### WHAT IS EXPECTED
Will you give every entry again exactly as it stands?

## START

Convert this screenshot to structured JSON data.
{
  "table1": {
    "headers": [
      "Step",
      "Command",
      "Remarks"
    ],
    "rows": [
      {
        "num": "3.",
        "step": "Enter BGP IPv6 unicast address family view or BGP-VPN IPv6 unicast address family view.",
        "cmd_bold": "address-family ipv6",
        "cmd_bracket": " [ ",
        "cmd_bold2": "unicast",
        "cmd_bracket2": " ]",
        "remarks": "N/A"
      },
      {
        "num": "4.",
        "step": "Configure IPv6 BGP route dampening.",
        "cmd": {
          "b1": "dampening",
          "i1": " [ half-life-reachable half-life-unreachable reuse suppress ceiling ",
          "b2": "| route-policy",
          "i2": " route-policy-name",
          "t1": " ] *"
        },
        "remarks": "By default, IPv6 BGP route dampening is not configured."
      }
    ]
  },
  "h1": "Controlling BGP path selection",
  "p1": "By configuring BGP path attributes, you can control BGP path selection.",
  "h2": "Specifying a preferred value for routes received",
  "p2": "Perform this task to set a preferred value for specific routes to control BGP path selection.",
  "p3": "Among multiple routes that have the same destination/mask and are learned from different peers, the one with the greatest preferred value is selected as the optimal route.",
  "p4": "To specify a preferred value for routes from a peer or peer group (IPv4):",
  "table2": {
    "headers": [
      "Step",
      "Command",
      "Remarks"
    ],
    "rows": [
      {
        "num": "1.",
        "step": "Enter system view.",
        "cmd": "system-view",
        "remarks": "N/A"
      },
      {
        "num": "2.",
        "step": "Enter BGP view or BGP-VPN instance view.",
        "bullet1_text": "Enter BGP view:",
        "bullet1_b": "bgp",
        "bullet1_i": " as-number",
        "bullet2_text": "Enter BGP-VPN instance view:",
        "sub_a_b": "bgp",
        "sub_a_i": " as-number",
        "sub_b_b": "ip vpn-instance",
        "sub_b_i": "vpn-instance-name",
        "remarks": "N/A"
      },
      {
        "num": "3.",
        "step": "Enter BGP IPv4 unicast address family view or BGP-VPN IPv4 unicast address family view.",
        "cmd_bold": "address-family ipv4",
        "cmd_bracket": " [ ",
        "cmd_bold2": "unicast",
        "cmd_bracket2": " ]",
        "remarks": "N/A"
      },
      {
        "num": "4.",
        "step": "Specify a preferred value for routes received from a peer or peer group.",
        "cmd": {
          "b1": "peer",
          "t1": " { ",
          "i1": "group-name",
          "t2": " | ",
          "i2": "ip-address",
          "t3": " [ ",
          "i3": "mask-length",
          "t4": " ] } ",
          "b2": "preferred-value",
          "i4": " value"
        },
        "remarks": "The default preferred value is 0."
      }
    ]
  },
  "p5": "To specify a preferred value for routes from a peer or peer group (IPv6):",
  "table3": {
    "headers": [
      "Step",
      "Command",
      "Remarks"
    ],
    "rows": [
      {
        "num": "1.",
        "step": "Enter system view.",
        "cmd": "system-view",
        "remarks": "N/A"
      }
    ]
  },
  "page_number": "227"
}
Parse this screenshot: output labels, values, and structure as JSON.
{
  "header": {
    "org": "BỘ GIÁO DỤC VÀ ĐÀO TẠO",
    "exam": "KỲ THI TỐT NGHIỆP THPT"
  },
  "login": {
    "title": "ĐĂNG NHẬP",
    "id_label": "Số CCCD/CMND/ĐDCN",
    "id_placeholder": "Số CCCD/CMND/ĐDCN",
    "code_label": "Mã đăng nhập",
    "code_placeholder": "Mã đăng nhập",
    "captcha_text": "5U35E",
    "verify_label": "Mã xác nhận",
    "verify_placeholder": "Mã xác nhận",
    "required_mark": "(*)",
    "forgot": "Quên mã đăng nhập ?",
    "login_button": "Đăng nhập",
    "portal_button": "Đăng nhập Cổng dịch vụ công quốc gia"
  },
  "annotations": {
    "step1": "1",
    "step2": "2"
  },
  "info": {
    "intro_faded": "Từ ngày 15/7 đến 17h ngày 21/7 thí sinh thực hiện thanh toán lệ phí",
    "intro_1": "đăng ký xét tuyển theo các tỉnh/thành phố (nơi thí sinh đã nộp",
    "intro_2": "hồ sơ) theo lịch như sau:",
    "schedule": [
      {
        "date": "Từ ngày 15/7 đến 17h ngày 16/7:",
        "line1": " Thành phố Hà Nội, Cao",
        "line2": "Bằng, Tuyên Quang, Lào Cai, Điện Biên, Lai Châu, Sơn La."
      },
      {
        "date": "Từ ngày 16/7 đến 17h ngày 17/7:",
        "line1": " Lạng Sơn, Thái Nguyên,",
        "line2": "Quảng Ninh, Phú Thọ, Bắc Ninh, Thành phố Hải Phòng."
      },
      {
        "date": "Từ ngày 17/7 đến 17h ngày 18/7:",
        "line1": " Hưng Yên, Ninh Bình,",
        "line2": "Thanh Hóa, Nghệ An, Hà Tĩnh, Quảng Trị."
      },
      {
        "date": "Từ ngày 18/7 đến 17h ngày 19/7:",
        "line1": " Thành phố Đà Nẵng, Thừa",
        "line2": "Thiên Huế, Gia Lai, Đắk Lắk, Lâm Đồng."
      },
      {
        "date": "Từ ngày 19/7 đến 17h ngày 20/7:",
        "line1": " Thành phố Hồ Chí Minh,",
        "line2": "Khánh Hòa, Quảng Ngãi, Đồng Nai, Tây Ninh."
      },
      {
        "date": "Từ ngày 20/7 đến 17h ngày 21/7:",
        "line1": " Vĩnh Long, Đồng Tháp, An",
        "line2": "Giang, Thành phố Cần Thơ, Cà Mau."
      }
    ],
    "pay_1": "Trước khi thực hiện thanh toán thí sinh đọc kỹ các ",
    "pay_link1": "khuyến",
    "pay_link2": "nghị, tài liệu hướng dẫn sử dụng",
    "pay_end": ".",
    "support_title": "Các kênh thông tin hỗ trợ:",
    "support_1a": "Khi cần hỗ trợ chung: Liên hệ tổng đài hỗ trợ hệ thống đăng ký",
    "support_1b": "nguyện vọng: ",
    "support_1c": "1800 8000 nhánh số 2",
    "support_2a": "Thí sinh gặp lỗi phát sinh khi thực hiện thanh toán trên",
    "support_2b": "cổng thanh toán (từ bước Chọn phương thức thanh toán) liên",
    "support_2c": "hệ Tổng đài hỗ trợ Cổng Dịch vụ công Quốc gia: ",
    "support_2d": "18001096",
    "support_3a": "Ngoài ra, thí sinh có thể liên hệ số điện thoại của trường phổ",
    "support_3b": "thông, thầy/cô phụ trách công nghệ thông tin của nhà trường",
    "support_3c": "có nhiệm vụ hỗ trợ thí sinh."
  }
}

## END

### EXERCISE RESULT
Convert this screenshot to structured JSON data.
{
  "table1": {
    "headers": [
      "Step",
      "Command",
      "Remarks"
    ],
    "rows": [
      {
        "num": "3.",
        "step": "Enter BGP IPv6 unicast address family view or BGP-VPN IPv6 unicast address family view.",
        "cmd_bold": "address-family ipv6",
        "cmd_bracket": " [ ",
        "cmd_bold2": "unicast",
        "cmd_bracket2": " ]",
        "remarks": "N/A"
      },
      {
        "num": "4.",
        "step": "Configure IPv6 BGP route dampening.",
        "cmd": {
          "b1": "dampening",
          "i1": " [ half-life-reachable half-life-unreachable reuse suppress ceiling ",
          "b2": "| route-policy",
          "i2": " route-policy-name",
          "t1": " ] *"
        },
        "remarks": "By default, IPv6 BGP route dampening is not configured."
      }
    ]
  },
  "h1": "Controlling BGP path selection",
  "p1": "By configuring BGP path attributes, you can control BGP path selection.",
  "h2": "Specifying a preferred value for routes received",
  "p2": "Perform this task to set a preferred value for specific routes to control BGP path selection.",
  "p3": "Among multiple routes that have the same destination/mask and are learned from different peers, the one with the greatest preferred value is selected as the optimal route.",
  "p4": "To specify a preferred value for routes from a peer or peer group (IPv4):",
  "table2": {
    "headers": [
      "Step",
      "Command",
      "Remarks"
    ],
    "rows": [
      {
        "num": "1.",
        "step": "Enter system view.",
        "cmd": "system-view",
        "remarks": "N/A"
      },
      {
        "num": "2.",
        "step": "Enter BGP view or BGP-VPN instance view.",
        "bullet1_text": "Enter BGP view:",
        "bullet1_b": "bgp",
        "bullet1_i": " as-number",
        "bullet2_text": "Enter BGP-VPN instance view:",
        "sub_a_b": "bgp",
        "sub_a_i": " as-number",
        "sub_b_b": "ip vpn-instance",
        "sub_b_i": "vpn-instance-name",
        "remarks": "N/A"
      },
      {
        "num": "3.",
        "step": "Enter BGP IPv4 unicast address family view or BGP-VPN IPv4 unicast address family view.",
        "cmd_bold": "address-family ipv4",
        "cmd_bracket": " [ ",
        "cmd_bold2": "unicast",
        "cmd_bracket2": " ]",
        "remarks": "N/A"
      },
      {
        "num": "4.",
        "step": "Specify a preferred value for routes received from a peer or peer group.",
        "cmd": {
          "b1": "peer",
          "t1": " { ",
          "i1": "group-name",
          "t2": " | ",
          "i2": "ip-address",
          "t3": " [ ",
          "i3": "mask-length",
          "t4": " ] } ",
          "b2": "preferred-value",
          "i4": " value"
        },
        "remarks": "The default preferred value is 0."
      }
    ]
  },
  "p5": "To specify a preferred value for routes from a peer or peer group (IPv6):",
  "table3": {
    "headers": [
      "Step",
      "Command",
      "Remarks"
    ],
    "rows": [
      {
        "num": "1.",
        "step": "Enter system view.",
        "cmd": "system-view",
        "remarks": "N/A"
      }
    ]
  },
  "page_number": "227"
}
Parse this screenshot: output labels, values, and structure as JSON.
{
  "header": {
    "org": "BỘ GIÁO DỤC VÀ ĐÀO TẠO",
    "exam": "KỲ THI TỐT NGHIỆP THPT"
  },
  "login": {
    "title": "ĐĂNG NHẬP",
    "id_label": "Số CCCD/CMND/ĐDCN",
    "id_placeholder": "Số CCCD/CMND/ĐDCN",
    "code_label": "Mã đăng nhập",
    "code_placeholder": "Mã đăng nhập",
    "captcha_text": "5U35E",
    "verify_label": "Mã xác nhận",
    "verify_placeholder": "Mã xác nhận",
    "required_mark": "(*)",
    "forgot": "Quên mã đăng nhập ?",
    "login_button": "Đăng nhập",
    "portal_button": "Đăng nhập Cổng dịch vụ công quốc gia"
  },
  "annotations": {
    "step1": "1",
    "step2": "2"
  },
  "info": {
    "intro_faded": "Từ ngày 15/7 đến 17h ngày 21/7 thí sinh thực hiện thanh toán lệ phí",
    "intro_1": "đăng ký xét tuyển theo các tỉnh/thành phố (nơi thí sinh đã nộp",
    "intro_2": "hồ sơ) theo lịch như sau:",
    "schedule": [
      {
        "date": "Từ ngày 15/7 đến 17h ngày 16/7:",
        "line1": " Thành phố Hà Nội, Cao",
        "line2": "Bằng, Tuyên Quang, Lào Cai, Điện Biên, Lai Châu, Sơn La."
      },
      {
        "date": "Từ ngày 16/7 đến 17h ngày 17/7:",
        "line1": " Lạng Sơn, Thái Nguyên,",
        "line2": "Quảng Ninh, Phú Thọ, Bắc Ninh, Thành phố Hải Phòng."
      },
      {
        "date": "Từ ngày 17/7 đến 17h ngày 18/7:",
        "line1": " Hưng Yên, Ninh Bình,",
        "line2": "Thanh Hóa, Nghệ An, Hà Tĩnh, Quảng Trị."
      },
      {
        "date": "Từ ngày 18/7 đến 17h ngày 19/7:",
        "line1": " Thành phố Đà Nẵng, Thừa",
        "line2": "Thiên Huế, Gia Lai, Đắk Lắk, Lâm Đồng."
      },
      {
        "date": "Từ ngày 19/7 đến 17h ngày 20/7:",
        "line1": " Thành phố Hồ Chí Minh,",
        "line2": "Khánh Hòa, Quảng Ngãi, Đồng Nai, Tây Ninh."
      },
      {
        "date": "Từ ngày 20/7 đến 17h ngày 21/7:",
        "line1": " Vĩnh Long, Đồng Tháp, An",
        "line2": "Giang, Thành phố Cần Thơ, Cà Mau."
      }
    ],
    "pay_1": "Trước khi thực hiện thanh toán thí sinh đọc kỹ các ",
    "pay_link1": "khuyến",
    "pay_link2": "nghị, tài liệu hướng dẫn sử dụng",
    "pay_end": ".",
    "support_title": "Các kênh thông tin hỗ trợ:",
    "support_1a": "Khi cần hỗ trợ chung: Liên hệ tổng đài hỗ trợ hệ thống đăng ký",
    "support_1b": "nguyện vọng: ",
    "support_1c": "1800 8000 nhánh số 2",
    "support_2a": "Thí sinh gặp lỗi phát sinh khi thực hiện thanh toán trên",
    "support_2b": "cổng thanh toán (từ bước Chọn phương thức thanh toán) liên",
    "support_2c": "hệ Tổng đài hỗ trợ Cổng Dịch vụ công Quốc gia: ",
    "support_2d": "18001096",
    "support_3a": "Ngoài ra, thí sinh có thể liên hệ số điện thoại của trường phổ",
    "support_3b": "thông, thầy/cô phụ trách công nghệ thông tin của nhà trường",
    "support_3c": "có nhiệm vụ hỗ trợ thí sinh."
  }
}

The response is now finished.